===== DATA ENTRIES

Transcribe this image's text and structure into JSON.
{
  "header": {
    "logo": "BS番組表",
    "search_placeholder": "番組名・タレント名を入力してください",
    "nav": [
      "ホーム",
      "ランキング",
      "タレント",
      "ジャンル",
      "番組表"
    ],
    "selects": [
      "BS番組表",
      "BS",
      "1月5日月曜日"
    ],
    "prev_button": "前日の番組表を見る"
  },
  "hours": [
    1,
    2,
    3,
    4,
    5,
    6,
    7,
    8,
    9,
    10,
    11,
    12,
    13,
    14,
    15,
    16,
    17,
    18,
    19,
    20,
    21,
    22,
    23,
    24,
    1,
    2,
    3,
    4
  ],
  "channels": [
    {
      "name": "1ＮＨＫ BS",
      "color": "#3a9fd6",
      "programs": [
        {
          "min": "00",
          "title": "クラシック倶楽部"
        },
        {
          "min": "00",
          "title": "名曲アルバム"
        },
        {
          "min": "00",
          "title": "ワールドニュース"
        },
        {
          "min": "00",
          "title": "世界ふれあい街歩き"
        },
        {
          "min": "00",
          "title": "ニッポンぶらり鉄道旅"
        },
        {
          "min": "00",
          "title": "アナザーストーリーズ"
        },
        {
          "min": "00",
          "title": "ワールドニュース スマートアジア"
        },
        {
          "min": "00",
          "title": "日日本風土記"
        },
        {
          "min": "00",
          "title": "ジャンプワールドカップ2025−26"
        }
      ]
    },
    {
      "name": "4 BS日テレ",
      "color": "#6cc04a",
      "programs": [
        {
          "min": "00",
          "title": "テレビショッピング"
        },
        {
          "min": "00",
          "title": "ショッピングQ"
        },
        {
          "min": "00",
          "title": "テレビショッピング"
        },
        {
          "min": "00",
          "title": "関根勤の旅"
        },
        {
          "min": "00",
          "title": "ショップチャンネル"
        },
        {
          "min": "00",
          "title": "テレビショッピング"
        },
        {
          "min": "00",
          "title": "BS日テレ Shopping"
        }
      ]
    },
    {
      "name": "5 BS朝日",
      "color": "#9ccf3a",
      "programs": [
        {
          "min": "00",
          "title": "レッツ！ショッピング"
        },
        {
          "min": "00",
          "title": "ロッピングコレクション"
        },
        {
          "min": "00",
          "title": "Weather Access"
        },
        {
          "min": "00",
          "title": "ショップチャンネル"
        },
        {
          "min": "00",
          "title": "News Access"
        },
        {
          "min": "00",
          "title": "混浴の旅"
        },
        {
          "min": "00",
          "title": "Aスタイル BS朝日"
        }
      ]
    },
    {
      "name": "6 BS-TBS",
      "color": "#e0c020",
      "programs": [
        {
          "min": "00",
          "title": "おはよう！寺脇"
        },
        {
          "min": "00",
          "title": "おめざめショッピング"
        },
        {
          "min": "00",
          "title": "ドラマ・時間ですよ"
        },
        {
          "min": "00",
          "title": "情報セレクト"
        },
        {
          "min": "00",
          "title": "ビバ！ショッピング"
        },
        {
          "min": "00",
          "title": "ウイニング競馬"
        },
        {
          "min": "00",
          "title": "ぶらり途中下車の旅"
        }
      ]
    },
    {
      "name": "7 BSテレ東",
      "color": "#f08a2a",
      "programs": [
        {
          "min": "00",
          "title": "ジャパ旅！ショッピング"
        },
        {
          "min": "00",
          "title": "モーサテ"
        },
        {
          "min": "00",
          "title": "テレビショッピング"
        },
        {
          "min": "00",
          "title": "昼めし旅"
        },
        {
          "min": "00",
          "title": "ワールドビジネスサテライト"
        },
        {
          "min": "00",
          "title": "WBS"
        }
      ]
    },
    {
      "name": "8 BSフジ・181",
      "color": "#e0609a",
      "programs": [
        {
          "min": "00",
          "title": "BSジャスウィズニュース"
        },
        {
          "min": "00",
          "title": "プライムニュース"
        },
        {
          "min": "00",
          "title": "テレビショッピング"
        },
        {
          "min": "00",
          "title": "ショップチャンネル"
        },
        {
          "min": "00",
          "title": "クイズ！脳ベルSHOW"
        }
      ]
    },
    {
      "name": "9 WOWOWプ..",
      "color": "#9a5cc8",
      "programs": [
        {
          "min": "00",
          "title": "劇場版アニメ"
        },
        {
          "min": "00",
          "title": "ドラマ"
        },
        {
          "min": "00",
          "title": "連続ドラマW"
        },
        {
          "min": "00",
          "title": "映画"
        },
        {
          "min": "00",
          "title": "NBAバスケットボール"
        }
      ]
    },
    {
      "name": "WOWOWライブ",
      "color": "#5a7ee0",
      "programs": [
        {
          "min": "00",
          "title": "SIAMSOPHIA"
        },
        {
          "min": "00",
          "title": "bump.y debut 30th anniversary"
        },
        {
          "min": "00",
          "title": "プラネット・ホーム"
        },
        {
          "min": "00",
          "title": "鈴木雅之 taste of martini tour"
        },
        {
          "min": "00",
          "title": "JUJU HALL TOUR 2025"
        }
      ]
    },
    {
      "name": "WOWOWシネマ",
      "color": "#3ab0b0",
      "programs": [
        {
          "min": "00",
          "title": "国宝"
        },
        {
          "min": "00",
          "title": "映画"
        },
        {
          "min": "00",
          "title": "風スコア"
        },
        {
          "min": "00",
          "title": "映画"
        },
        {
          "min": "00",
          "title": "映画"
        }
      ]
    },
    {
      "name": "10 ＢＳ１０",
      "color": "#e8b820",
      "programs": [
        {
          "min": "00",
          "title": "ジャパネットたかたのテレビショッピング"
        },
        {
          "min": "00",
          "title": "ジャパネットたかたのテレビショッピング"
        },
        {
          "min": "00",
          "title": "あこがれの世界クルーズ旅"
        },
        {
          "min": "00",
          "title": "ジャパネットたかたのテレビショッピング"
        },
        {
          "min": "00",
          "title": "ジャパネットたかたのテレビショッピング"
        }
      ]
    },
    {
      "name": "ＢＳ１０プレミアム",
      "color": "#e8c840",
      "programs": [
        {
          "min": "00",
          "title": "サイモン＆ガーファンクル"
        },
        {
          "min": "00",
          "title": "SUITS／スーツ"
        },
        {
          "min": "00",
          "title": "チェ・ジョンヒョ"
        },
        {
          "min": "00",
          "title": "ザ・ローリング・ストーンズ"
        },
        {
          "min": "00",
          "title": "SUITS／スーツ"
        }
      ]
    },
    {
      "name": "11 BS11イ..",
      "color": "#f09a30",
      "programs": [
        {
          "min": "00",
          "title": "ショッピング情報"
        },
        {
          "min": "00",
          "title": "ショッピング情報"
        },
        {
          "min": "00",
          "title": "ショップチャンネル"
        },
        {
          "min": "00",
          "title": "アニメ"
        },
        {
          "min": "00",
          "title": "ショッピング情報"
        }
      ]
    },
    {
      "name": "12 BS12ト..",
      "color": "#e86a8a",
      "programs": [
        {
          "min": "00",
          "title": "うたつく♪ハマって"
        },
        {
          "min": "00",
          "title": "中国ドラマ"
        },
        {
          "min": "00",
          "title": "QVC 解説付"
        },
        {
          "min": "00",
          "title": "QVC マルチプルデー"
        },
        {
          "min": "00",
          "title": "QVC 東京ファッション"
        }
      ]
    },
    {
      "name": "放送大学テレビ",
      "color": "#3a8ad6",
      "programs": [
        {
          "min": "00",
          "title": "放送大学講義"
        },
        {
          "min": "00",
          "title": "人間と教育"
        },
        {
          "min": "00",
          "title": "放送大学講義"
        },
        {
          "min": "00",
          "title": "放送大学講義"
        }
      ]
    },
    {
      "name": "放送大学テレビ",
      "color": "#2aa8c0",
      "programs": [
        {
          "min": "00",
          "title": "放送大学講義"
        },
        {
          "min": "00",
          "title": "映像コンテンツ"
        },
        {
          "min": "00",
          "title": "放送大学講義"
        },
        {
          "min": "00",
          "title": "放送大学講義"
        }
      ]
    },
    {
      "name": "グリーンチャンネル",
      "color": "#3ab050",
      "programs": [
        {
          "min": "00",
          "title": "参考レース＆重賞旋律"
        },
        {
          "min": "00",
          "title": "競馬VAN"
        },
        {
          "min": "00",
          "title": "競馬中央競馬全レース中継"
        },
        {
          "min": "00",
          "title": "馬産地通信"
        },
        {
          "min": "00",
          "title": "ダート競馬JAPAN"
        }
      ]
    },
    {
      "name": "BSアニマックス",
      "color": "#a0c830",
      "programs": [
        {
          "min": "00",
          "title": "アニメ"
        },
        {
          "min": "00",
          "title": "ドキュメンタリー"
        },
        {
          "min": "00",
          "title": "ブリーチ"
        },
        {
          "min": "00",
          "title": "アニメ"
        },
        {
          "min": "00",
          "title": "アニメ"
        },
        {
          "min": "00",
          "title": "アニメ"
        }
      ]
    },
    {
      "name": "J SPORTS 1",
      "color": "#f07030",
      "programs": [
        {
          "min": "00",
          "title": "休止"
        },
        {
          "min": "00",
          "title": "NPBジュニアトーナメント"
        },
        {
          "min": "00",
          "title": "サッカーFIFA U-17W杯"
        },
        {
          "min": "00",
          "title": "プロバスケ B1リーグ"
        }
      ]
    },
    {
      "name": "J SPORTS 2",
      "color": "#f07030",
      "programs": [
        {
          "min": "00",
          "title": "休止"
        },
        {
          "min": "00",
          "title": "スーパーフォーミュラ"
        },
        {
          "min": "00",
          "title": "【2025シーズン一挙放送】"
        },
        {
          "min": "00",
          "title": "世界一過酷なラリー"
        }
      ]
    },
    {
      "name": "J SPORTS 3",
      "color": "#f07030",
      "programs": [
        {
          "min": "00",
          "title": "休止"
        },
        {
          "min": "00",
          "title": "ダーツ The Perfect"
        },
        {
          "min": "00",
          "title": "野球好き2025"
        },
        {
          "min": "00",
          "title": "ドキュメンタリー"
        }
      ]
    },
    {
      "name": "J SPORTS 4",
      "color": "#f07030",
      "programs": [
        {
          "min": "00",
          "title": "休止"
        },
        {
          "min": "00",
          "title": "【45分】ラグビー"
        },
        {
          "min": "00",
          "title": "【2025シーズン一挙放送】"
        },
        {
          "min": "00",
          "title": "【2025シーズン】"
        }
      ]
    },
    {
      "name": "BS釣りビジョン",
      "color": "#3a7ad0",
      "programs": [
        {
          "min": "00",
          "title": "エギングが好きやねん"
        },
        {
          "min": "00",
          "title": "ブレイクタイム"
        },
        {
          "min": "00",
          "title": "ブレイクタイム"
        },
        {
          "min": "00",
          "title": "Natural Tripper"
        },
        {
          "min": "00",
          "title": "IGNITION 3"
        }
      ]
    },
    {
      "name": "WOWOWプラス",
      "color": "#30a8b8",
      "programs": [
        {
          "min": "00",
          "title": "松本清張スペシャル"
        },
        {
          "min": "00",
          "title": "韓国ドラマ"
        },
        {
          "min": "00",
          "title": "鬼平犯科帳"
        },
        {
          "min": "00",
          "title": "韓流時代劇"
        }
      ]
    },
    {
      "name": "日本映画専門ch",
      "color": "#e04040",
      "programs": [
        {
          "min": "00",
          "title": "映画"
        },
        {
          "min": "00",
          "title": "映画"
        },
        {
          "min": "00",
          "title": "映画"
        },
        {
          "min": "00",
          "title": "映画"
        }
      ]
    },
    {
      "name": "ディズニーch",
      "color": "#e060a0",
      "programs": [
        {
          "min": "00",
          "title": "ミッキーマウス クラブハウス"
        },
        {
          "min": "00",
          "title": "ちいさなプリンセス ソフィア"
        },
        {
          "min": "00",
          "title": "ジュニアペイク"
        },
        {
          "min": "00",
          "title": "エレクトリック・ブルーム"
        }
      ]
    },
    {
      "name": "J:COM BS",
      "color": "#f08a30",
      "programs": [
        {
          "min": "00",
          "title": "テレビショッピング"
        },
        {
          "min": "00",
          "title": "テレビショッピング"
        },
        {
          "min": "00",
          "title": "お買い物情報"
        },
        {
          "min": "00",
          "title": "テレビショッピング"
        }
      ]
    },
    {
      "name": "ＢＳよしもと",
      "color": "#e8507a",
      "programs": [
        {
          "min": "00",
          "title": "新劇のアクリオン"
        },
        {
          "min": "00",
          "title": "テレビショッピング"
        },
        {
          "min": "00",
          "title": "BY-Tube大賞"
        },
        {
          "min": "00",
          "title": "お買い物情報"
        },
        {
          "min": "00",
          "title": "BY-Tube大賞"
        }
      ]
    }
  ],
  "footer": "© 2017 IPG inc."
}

==========

# [TO DO]
Return every line in the listing that contains the word "ワールドニュース".

# [EXERCISE RESULT]
          "title": "ワールドニュース"
          "title": "ワールドニュース スマートアジア"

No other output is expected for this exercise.